A block of data
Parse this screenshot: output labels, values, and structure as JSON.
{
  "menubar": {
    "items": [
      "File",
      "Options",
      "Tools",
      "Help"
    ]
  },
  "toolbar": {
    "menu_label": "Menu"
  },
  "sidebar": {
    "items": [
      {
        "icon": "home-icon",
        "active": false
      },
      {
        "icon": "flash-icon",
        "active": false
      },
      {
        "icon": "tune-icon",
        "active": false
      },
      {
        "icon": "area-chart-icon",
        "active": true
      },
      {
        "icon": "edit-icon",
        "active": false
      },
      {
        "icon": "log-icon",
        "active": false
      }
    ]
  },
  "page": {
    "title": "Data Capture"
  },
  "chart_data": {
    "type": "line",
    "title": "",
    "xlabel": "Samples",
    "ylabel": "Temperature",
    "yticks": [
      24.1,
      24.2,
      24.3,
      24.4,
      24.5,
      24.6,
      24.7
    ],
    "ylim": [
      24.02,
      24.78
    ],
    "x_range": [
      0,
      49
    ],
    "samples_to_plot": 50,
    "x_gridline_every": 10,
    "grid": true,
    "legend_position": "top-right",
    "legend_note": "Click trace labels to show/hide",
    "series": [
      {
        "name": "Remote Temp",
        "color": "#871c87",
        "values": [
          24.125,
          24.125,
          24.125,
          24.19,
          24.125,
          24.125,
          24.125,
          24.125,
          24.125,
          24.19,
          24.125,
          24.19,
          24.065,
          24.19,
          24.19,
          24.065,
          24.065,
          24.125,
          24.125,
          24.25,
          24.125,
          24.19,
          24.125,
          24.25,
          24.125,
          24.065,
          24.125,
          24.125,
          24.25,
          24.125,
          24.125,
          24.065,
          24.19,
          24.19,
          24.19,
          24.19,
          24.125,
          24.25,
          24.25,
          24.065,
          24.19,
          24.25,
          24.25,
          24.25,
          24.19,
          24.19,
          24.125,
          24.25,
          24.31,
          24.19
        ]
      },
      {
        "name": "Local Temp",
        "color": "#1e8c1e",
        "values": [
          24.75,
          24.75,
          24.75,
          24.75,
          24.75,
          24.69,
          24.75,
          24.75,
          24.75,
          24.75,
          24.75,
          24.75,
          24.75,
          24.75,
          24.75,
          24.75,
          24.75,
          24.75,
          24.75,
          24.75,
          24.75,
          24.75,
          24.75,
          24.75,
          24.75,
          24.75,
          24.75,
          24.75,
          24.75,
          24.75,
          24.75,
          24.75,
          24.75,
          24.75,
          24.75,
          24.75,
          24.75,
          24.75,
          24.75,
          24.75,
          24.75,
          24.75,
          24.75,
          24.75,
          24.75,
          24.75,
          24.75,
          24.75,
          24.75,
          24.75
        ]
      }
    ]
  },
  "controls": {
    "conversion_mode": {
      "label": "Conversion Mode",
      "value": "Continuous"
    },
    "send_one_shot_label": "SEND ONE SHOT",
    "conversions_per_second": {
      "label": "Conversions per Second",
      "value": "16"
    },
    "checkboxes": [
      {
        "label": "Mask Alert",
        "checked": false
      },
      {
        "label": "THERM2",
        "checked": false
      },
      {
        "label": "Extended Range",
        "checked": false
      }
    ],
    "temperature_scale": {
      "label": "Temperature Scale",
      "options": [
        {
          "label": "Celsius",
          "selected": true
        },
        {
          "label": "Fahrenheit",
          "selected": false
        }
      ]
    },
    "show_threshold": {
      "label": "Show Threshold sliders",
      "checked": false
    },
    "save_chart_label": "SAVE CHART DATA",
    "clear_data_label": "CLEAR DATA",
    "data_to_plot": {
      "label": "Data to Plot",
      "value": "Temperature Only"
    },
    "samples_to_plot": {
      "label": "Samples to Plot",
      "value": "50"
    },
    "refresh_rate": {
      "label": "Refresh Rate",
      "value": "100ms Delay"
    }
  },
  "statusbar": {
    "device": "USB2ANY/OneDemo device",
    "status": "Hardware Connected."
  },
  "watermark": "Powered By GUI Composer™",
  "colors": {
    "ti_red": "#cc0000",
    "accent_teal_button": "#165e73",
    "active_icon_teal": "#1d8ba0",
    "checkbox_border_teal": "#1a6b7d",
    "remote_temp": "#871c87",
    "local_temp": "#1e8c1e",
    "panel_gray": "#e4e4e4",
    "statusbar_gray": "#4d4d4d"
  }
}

• _THE REQUEST_
Print every entry exactly as it appears.

• _WORKED ANSWER_
Parse this screenshot: output labels, values, and structure as JSON.
{
  "menubar": {
    "items": [
      "File",
      "Options",
      "Tools",
      "Help"
    ]
  },
  "toolbar": {
    "menu_label": "Menu"
  },
  "sidebar": {
    "items": [
      {
        "icon": "home-icon",
        "active": false
      },
      {
        "icon": "flash-icon",
        "active": false
      },
      {
        "icon": "tune-icon",
        "active": false
      },
      {
        "icon": "area-chart-icon",
        "active": true
      },
      {
        "icon": "edit-icon",
        "active": false
      },
      {
        "icon": "log-icon",
        "active": false
      }
    ]
  },
  "page": {
    "title": "Data Capture"
  },
  "chart_data": {
    "type": "line",
    "title": "",
    "xlabel": "Samples",
    "ylabel": "Temperature",
    "yticks": [
      24.1,
      24.2,
      24.3,
      24.4,
      24.5,
      24.6,
      24.7
    ],
    "ylim": [
      24.02,
      24.78
    ],
    "x_range": [
      0,
      49
    ],
    "samples_to_plot": 50,
    "x_gridline_every": 10,
    "grid": true,
    "legend_position": "top-right",
    "legend_note": "Click trace labels to show/hide",
    "series": [
      {
        "name": "Remote Temp",
        "color": "#871c87",
        "values": [
          24.125,
          24.125,
          24.125,
          24.19,
          24.125,
          24.125,
          24.125,
          24.125,
          24.125,
          24.19,
          24.125,
          24.19,
          24.065,
          24.19,
          24.19,
          24.065,
          24.065,
          24.125,
          24.125,
          24.25,
          24.125,
          24.19,
          24.125,
          24.25,
          24.125,
          24.065,
          24.125,
          24.125,
          24.25,
          24.125,
          24.125,
          24.065,
          24.19,
          24.19,
          24.19,
          24.19,
          24.125,
          24.25,
          24.25,
          24.065,
          24.19,
          24.25,
          24.25,
          24.25,
          24.19,
          24.19,
          24.125,
          24.25,
          24.31,
          24.19
        ]
      },
      {
        "name": "Local Temp",
        "color": "#1e8c1e",
        "values": [
          24.75,
          24.75,
          24.75,
          24.75,
          24.75,
          24.69,
          24.75,
          24.75,
          24.75,
          24.75,
          24.75,
          24.75,
          24.75,
          24.75,
          24.75,
          24.75,
          24.75,
          24.75,
          24.75,
          24.75,
          24.75,
          24.75,
          24.75,
          24.75,
          24.75,
          24.75,
          24.75,
          24.75,
          24.75,
          24.75,
          24.75,
          24.75,
          24.75,
          24.75,
          24.75,
          24.75,
          24.75,
          24.75,
          24.75,
          24.75,
          24.75,
          24.75,
          24.75,
          24.75,
          24.75,
          24.75,
          24.75,
          24.75,
          24.75,
          24.75
        ]
      }
    ]
  },
  "controls": {
    "conversion_mode": {
      "label": "Conversion Mode",
      "value": "Continuous"
    },
    "send_one_shot_label": "SEND ONE SHOT",
    "conversions_per_second": {
      "label": "Conversions per Second",
      "value": "16"
    },
    "checkboxes": [
      {
        "label": "Mask Alert",
        "checked": false
      },
      {
        "label": "THERM2",
        "checked": false
      },
      {
        "label": "Extended Range",
        "checked": false
      }
    ],
    "temperature_scale": {
      "label": "Temperature Scale",
      "options": [
        {
          "label": "Celsius",
          "selected": true
        },
        {
          "label": "Fahrenheit",
          "selected": false
        }
      ]
    },
    "show_threshold": {
      "label": "Show Threshold sliders",
      "checked": false
    },
    "save_chart_label": "SAVE CHART DATA",
    "clear_data_label": "CLEAR DATA",
    "data_to_plot": {
      "label": "Data to Plot",
      "value": "Temperature Only"
    },
    "samples_to_plot": {
      "label": "Samples to Plot",
      "value": "50"
    },
    "refresh_rate": {
      "label": "Refresh Rate",
      "value": "100ms Delay"
    }
  },
  "statusbar": {
    "device": "USB2ANY/OneDemo device",
    "status": "Hardware Connected."
  },
  "watermark": "Powered By GUI Composer™",
  "colors": {
    "ti_red": "#cc0000",
    "accent_teal_button": "#165e73",
    "active_icon_teal": "#1d8ba0",
    "checkbox_border_teal": "#1a6b7d",
    "remote_temp": "#871c87",
    "local_temp": "#1e8c1e",
    "panel_gray": "#e4e4e4",
    "statusbar_gray": "#4d4d4d"
  }
}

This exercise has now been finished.